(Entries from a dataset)
--
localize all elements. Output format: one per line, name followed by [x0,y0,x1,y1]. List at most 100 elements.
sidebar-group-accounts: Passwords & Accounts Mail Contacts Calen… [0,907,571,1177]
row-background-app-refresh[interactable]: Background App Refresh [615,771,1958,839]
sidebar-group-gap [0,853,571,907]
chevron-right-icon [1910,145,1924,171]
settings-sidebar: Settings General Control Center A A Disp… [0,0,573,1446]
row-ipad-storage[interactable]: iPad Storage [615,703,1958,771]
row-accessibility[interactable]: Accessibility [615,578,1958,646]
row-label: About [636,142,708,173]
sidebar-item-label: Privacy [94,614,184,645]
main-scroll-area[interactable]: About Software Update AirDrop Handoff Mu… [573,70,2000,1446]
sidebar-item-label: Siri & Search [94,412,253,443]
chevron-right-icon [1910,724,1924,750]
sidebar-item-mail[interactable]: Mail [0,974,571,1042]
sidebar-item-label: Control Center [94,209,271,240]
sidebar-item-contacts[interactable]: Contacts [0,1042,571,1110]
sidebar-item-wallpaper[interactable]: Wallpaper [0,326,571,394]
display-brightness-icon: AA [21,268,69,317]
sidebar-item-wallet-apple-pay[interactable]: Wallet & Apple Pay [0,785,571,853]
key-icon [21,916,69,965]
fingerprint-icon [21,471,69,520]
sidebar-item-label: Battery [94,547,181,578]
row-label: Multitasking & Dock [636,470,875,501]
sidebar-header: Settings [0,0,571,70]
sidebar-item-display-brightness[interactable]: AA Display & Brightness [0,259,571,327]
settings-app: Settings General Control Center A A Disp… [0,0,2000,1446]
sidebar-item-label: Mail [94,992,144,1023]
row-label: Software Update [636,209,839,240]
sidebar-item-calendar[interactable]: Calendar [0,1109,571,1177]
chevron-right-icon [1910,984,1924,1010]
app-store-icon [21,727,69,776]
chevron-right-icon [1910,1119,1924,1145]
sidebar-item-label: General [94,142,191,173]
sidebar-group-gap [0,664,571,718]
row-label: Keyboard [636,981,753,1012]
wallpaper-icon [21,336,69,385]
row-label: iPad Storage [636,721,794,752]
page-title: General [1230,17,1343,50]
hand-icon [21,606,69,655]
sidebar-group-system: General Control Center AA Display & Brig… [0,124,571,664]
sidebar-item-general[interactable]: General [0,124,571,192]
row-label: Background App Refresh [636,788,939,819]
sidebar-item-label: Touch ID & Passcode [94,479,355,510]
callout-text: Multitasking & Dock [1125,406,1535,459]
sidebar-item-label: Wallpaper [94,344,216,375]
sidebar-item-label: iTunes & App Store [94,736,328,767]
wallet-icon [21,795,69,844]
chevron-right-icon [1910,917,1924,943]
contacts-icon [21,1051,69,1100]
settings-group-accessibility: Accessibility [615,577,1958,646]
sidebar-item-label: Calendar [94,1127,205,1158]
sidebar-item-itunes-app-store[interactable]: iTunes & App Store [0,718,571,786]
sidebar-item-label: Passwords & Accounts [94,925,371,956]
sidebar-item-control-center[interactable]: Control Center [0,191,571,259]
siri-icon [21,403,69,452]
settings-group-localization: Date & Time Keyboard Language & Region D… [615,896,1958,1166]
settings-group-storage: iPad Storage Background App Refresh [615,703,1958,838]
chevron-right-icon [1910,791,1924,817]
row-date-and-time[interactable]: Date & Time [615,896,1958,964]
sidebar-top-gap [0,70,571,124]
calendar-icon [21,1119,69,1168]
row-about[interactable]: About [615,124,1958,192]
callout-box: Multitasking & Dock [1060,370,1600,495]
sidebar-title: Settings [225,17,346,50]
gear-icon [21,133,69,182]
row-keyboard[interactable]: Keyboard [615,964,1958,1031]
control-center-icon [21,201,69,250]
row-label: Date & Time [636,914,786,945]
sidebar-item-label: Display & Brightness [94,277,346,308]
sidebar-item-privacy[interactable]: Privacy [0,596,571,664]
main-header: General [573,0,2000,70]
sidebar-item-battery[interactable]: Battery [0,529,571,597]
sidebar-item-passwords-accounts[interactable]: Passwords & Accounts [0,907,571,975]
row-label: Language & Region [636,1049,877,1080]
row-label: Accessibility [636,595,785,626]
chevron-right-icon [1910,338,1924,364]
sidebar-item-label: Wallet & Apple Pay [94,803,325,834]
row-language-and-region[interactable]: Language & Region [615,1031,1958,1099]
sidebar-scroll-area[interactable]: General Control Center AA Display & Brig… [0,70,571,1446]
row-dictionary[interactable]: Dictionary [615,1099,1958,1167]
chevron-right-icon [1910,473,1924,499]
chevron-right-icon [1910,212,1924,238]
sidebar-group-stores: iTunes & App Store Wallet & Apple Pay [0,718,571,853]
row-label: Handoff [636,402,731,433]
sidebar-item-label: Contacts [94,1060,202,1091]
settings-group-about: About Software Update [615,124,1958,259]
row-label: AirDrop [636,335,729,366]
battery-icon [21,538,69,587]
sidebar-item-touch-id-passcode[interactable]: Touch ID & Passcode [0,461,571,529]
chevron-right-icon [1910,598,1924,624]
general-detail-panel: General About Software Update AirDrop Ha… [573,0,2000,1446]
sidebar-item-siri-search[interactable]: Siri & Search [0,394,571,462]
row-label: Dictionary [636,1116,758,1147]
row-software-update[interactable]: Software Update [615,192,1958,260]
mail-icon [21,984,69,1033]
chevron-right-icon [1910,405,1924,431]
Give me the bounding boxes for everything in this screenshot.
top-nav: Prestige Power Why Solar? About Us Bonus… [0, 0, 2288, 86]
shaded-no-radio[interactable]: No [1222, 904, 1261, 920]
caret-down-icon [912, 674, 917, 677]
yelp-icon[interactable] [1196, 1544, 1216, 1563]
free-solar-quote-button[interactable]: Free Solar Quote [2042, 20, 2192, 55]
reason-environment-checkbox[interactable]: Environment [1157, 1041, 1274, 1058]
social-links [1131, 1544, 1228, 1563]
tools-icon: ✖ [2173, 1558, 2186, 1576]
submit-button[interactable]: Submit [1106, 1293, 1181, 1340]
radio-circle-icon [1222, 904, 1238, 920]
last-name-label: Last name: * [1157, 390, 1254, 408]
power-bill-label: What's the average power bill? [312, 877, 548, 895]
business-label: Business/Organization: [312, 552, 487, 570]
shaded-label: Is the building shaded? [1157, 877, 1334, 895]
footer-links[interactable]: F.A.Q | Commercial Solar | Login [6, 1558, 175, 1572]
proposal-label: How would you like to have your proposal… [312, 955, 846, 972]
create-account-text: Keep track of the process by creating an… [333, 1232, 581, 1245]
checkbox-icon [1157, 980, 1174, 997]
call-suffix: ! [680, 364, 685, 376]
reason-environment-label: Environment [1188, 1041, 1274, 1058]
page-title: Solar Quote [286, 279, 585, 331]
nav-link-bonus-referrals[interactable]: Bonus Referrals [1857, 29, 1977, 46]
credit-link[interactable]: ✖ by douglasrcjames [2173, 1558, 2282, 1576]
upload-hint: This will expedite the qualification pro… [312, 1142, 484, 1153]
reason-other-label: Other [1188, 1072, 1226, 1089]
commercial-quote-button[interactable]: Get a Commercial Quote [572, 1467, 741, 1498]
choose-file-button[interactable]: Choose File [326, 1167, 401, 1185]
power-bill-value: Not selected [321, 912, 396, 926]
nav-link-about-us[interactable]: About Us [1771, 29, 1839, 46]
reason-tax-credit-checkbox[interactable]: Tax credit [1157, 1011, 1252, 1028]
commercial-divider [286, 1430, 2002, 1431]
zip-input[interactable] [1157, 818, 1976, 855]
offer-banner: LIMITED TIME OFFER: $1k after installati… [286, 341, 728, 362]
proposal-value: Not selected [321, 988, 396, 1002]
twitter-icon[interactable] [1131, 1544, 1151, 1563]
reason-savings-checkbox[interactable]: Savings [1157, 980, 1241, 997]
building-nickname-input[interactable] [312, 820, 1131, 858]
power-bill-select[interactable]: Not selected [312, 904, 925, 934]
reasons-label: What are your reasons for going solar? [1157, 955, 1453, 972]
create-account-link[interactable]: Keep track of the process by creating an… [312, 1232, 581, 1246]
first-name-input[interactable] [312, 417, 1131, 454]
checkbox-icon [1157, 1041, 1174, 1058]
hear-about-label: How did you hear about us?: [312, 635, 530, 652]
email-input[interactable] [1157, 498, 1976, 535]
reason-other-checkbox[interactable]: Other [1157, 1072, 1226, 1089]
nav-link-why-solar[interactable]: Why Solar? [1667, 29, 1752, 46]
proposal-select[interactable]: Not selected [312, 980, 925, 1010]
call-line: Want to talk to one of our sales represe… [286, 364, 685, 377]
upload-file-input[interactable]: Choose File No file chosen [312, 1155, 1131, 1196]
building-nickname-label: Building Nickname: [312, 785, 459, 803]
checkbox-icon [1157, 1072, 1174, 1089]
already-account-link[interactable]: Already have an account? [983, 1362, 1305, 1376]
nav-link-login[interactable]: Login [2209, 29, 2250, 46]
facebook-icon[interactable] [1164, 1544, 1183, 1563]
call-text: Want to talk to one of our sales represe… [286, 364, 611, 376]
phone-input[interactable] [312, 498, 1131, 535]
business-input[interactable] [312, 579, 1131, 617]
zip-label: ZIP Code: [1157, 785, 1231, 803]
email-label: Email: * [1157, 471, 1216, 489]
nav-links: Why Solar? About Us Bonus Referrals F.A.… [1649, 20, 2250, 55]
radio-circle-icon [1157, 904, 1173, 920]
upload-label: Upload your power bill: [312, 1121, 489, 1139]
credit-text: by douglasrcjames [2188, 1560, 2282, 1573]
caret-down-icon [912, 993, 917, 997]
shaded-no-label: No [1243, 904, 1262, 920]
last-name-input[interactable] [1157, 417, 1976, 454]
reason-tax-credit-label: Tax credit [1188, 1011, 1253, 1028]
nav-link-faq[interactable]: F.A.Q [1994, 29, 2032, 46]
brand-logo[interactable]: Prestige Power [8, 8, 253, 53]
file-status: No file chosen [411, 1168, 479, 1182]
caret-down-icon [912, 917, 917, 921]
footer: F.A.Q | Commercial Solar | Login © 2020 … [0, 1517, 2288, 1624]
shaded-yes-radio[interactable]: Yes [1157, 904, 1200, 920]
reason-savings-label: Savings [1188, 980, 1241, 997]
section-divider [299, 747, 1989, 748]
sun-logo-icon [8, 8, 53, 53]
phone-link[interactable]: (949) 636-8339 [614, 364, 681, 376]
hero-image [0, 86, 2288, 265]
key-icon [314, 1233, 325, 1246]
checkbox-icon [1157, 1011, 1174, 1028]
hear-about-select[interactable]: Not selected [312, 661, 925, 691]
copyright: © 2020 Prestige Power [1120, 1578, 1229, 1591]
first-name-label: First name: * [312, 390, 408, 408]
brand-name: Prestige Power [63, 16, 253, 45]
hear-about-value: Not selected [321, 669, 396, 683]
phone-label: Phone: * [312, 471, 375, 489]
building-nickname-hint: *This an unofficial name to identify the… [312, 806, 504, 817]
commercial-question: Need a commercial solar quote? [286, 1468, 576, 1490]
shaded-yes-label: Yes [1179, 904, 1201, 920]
--
◆ **TASK INSTRUCTIONS**
Copy the entries word for word, from the first line through the line that contains "chevron-right-icon [1910,984,1924,1010]", including both of those lines.

◆ **EXERCISE SOLUTION**
localize all elements. Output format: one per line, name followed by [x0,y0,x1,y1]. List at most 100 elements.
sidebar-group-accounts: Passwords & Accounts Mail Contacts Calen… [0,907,571,1177]
row-background-app-refresh[interactable]: Background App Refresh [615,771,1958,839]
sidebar-group-gap [0,853,571,907]
chevron-right-icon [1910,145,1924,171]
settings-sidebar: Settings General Control Center A A Disp… [0,0,573,1446]
row-ipad-storage[interactable]: iPad Storage [615,703,1958,771]
row-accessibility[interactable]: Accessibility [615,578,1958,646]
row-label: About [636,142,708,173]
sidebar-item-label: Privacy [94,614,184,645]
main-scroll-area[interactable]: About Software Update AirDrop Handoff Mu… [573,70,2000,1446]
sidebar-item-label: Siri & Search [94,412,253,443]
chevron-right-icon [1910,724,1924,750]
sidebar-item-mail[interactable]: Mail [0,974,571,1042]
sidebar-item-label: Control Center [94,209,271,240]
sidebar-item-contacts[interactable]: Contacts [0,1042,571,1110]
sidebar-item-wallpaper[interactable]: Wallpaper [0,326,571,394]
display-brightness-icon: AA [21,268,69,317]
sidebar-item-wallet-apple-pay[interactable]: Wallet & Apple Pay [0,785,571,853]
key-icon [21,916,69,965]
fingerprint-icon [21,471,69,520]
sidebar-item-label: Battery [94,547,181,578]
row-label: Multitasking & Dock [636,470,875,501]
sidebar-header: Settings [0,0,571,70]
sidebar-item-display-brightness[interactable]: AA Display & Brightness [0,259,571,327]
settings-app: Settings General Control Center A A Disp… [0,0,2000,1446]
sidebar-item-label: Mail [94,992,144,1023]
row-label: Software Update [636,209,839,240]
sidebar-item-calendar[interactable]: Calendar [0,1109,571,1177]
chevron-right-icon [1910,984,1924,1010]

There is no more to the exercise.